_Your objective_
How many of these lines hold the string "name"? Answer with the number only.

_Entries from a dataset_

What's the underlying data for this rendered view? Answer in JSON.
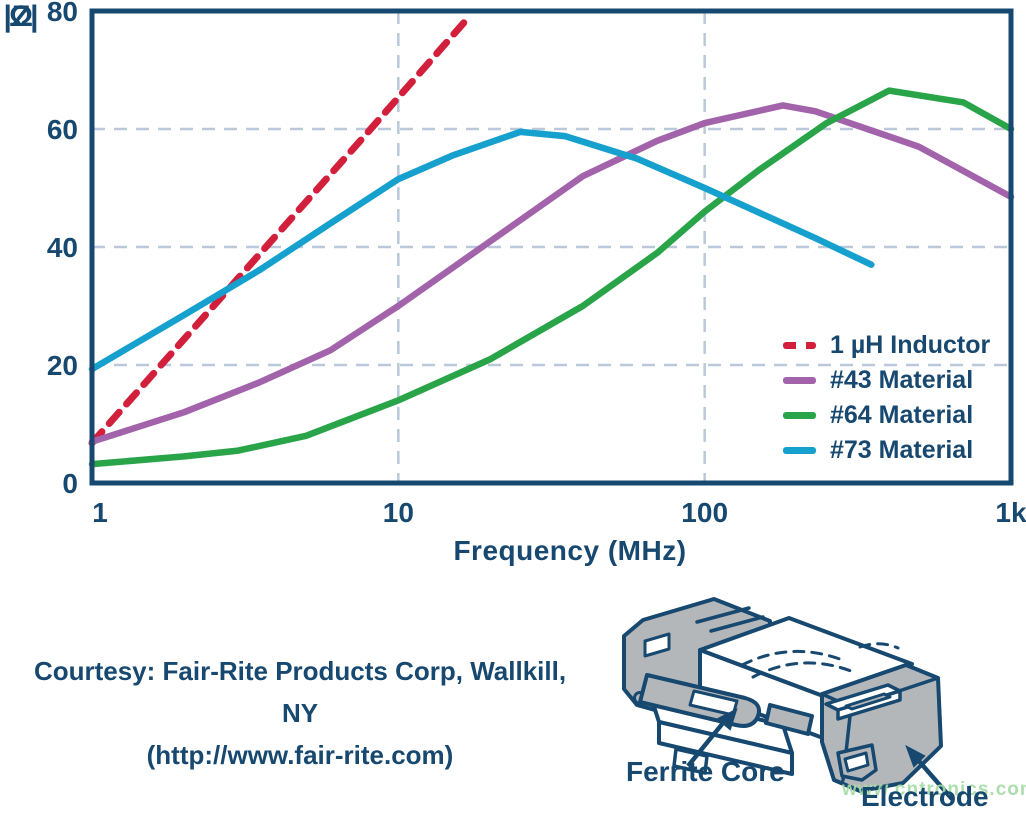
{
  "colors": {
    "navy": "#17486F",
    "grid": "#B9C9D9",
    "inductor_red": "#D21F3C",
    "material43_purple": "#A263AB",
    "material64_green": "#29A449",
    "material73_cyan": "#15A0CE",
    "electrode_gray": "#B4B7BA",
    "watermark_green": "#A5DBA5"
  },
  "chart_data": {
    "type": "line",
    "title": "",
    "xlabel": "Frequency (MHz)",
    "ylabel_line1": "|Z|",
    "ylabel_line2": "Ω",
    "x_scale": "log",
    "x_range": [
      1,
      1000
    ],
    "y_range": [
      0,
      80
    ],
    "x_ticks": [
      {
        "v": 1,
        "label": "1",
        "dx": 8
      },
      {
        "v": 10,
        "label": "10",
        "dx": 0
      },
      {
        "v": 100,
        "label": "100",
        "dx": 0
      },
      {
        "v": 1000,
        "label": "1k",
        "dx": 0
      }
    ],
    "y_ticks": [
      {
        "v": 0,
        "label": "0"
      },
      {
        "v": 20,
        "label": "20"
      },
      {
        "v": 40,
        "label": "40"
      },
      {
        "v": 60,
        "label": "60"
      },
      {
        "v": 80,
        "label": "80"
      }
    ],
    "x_gridlines": [
      10,
      100
    ],
    "y_gridlines": [
      20,
      40,
      60
    ],
    "grid": true,
    "legend_position": "inside-right",
    "series": [
      {
        "name": "1 µH Inductor",
        "color": "#D21F3C",
        "dash": true,
        "points": [
          [
            1,
            6.8
          ],
          [
            2,
            24.4
          ],
          [
            4,
            42
          ],
          [
            8,
            59.6
          ],
          [
            17,
            79
          ]
        ]
      },
      {
        "name": "#43 Material",
        "color": "#A263AB",
        "dash": false,
        "points": [
          [
            1,
            7
          ],
          [
            2,
            12
          ],
          [
            3.5,
            17
          ],
          [
            6,
            22.5
          ],
          [
            10,
            30
          ],
          [
            20,
            41
          ],
          [
            40,
            52
          ],
          [
            70,
            58
          ],
          [
            100,
            61
          ],
          [
            180,
            64
          ],
          [
            230,
            63
          ],
          [
            500,
            57
          ],
          [
            1000,
            48.5
          ]
        ]
      },
      {
        "name": "#64 Material",
        "color": "#29A449",
        "dash": false,
        "points": [
          [
            1,
            3.2
          ],
          [
            2,
            4.5
          ],
          [
            3,
            5.5
          ],
          [
            5,
            8
          ],
          [
            10,
            14
          ],
          [
            20,
            21
          ],
          [
            40,
            30
          ],
          [
            70,
            39
          ],
          [
            100,
            46
          ],
          [
            150,
            53
          ],
          [
            250,
            61
          ],
          [
            400,
            66.5
          ],
          [
            700,
            64.5
          ],
          [
            1000,
            60
          ]
        ]
      },
      {
        "name": "#73 Material",
        "color": "#15A0CE",
        "dash": false,
        "points": [
          [
            1,
            19.3
          ],
          [
            2,
            28.5
          ],
          [
            3.5,
            36
          ],
          [
            6,
            44
          ],
          [
            10,
            51.5
          ],
          [
            15,
            55.5
          ],
          [
            25,
            59.5
          ],
          [
            35,
            58.8
          ],
          [
            60,
            55
          ],
          [
            100,
            50
          ],
          [
            230,
            41.5
          ],
          [
            350,
            37
          ]
        ]
      }
    ]
  },
  "courtesy": {
    "line1": "Courtesy: Fair-Rite Products Corp, Wallkill, NY",
    "line2": "(http://www.fair-rite.com)"
  },
  "diagram": {
    "label_core": "Ferrite Core",
    "label_electrode": "Electrode"
  },
  "watermark": "www.cntronics.com"
}
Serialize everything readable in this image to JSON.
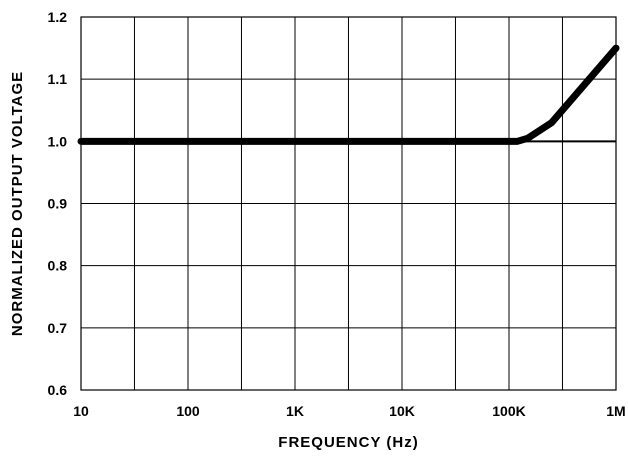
{
  "chart_data": {
    "type": "line",
    "title": "",
    "xlabel": "FREQUENCY (Hz)",
    "ylabel": "NORMALIZED OUTPUT VOLTAGE",
    "x_scale": "log",
    "xlim": [
      10,
      1000000
    ],
    "ylim": [
      0.6,
      1.2
    ],
    "grid": true,
    "x_ticks": [
      {
        "value": 10,
        "label": "10"
      },
      {
        "value": 100,
        "label": "100"
      },
      {
        "value": 1000,
        "label": "1K"
      },
      {
        "value": 10000,
        "label": "10K"
      },
      {
        "value": 100000,
        "label": "100K"
      },
      {
        "value": 1000000,
        "label": "1M"
      }
    ],
    "x_grid_values": [
      10,
      31.6,
      100,
      316,
      1000,
      3160,
      10000,
      31600,
      100000,
      316000,
      1000000
    ],
    "y_ticks": [
      {
        "value": 0.6,
        "label": "0.6"
      },
      {
        "value": 0.7,
        "label": "0.7"
      },
      {
        "value": 0.8,
        "label": "0.8"
      },
      {
        "value": 0.9,
        "label": "0.9"
      },
      {
        "value": 1.0,
        "label": "1.0"
      },
      {
        "value": 1.1,
        "label": "1.1"
      },
      {
        "value": 1.2,
        "label": "1.2"
      }
    ],
    "series": [
      {
        "x": [
          10,
          100,
          1000,
          10000,
          100000,
          120000,
          150000,
          250000,
          1000000
        ],
        "y": [
          1.0,
          1.0,
          1.0,
          1.0,
          1.0,
          1.0,
          1.005,
          1.03,
          1.15
        ]
      }
    ],
    "reference_lines": [
      {
        "y": 1.0,
        "from_x": 100000,
        "to_x": 1000000
      }
    ]
  }
}
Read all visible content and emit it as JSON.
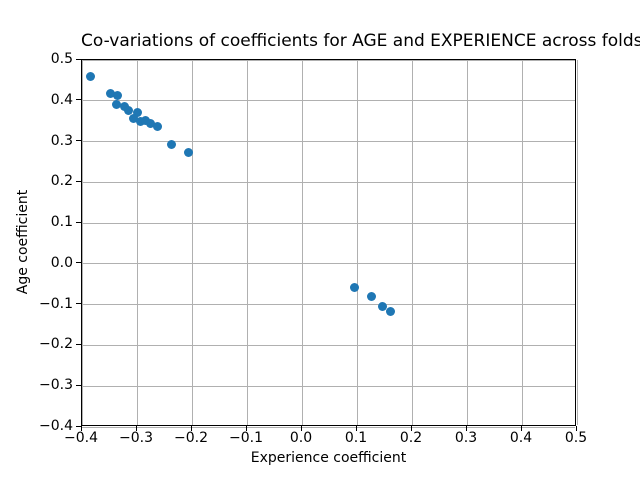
{
  "chart_data": {
    "type": "scatter",
    "title": "Co-variations of coefficients for AGE and EXPERIENCE across folds",
    "xlabel": "Experience coefficient",
    "ylabel": "Age coefficient",
    "xlim": [
      -0.4,
      0.5
    ],
    "ylim": [
      -0.4,
      0.5
    ],
    "xticks": [
      -0.4,
      -0.3,
      -0.2,
      -0.1,
      0.0,
      0.1,
      0.2,
      0.3,
      0.4,
      0.5
    ],
    "xtick_labels": [
      "−0.4",
      "−0.3",
      "−0.2",
      "−0.1",
      "0.0",
      "0.1",
      "0.2",
      "0.3",
      "0.4",
      "0.5"
    ],
    "yticks": [
      0.5,
      0.4,
      0.3,
      0.2,
      0.1,
      0.0,
      -0.1,
      -0.2,
      -0.3,
      -0.4
    ],
    "ytick_labels": [
      "0.5",
      "0.4",
      "0.3",
      "0.2",
      "0.1",
      "0.0",
      "−0.1",
      "−0.2",
      "−0.3",
      "−0.4"
    ],
    "grid": true,
    "legend_position": "none",
    "marker_shape": "circle",
    "marker_color": "#1f77b4",
    "grid_color": "#b0b0b0",
    "spine_color": "#000000",
    "background_color": "#ffffff",
    "points": [
      {
        "x": -0.385,
        "y": 0.459
      },
      {
        "x": -0.349,
        "y": 0.417
      },
      {
        "x": -0.335,
        "y": 0.412
      },
      {
        "x": -0.338,
        "y": 0.391
      },
      {
        "x": -0.323,
        "y": 0.387
      },
      {
        "x": -0.315,
        "y": 0.377
      },
      {
        "x": -0.3,
        "y": 0.371
      },
      {
        "x": -0.306,
        "y": 0.357
      },
      {
        "x": -0.294,
        "y": 0.35
      },
      {
        "x": -0.284,
        "y": 0.352
      },
      {
        "x": -0.275,
        "y": 0.345
      },
      {
        "x": -0.263,
        "y": 0.338
      },
      {
        "x": -0.238,
        "y": 0.294
      },
      {
        "x": -0.207,
        "y": 0.272
      },
      {
        "x": 0.096,
        "y": -0.057
      },
      {
        "x": 0.127,
        "y": -0.08
      },
      {
        "x": 0.147,
        "y": -0.105
      },
      {
        "x": 0.161,
        "y": -0.116
      }
    ]
  }
}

_Reply to the exercise_
4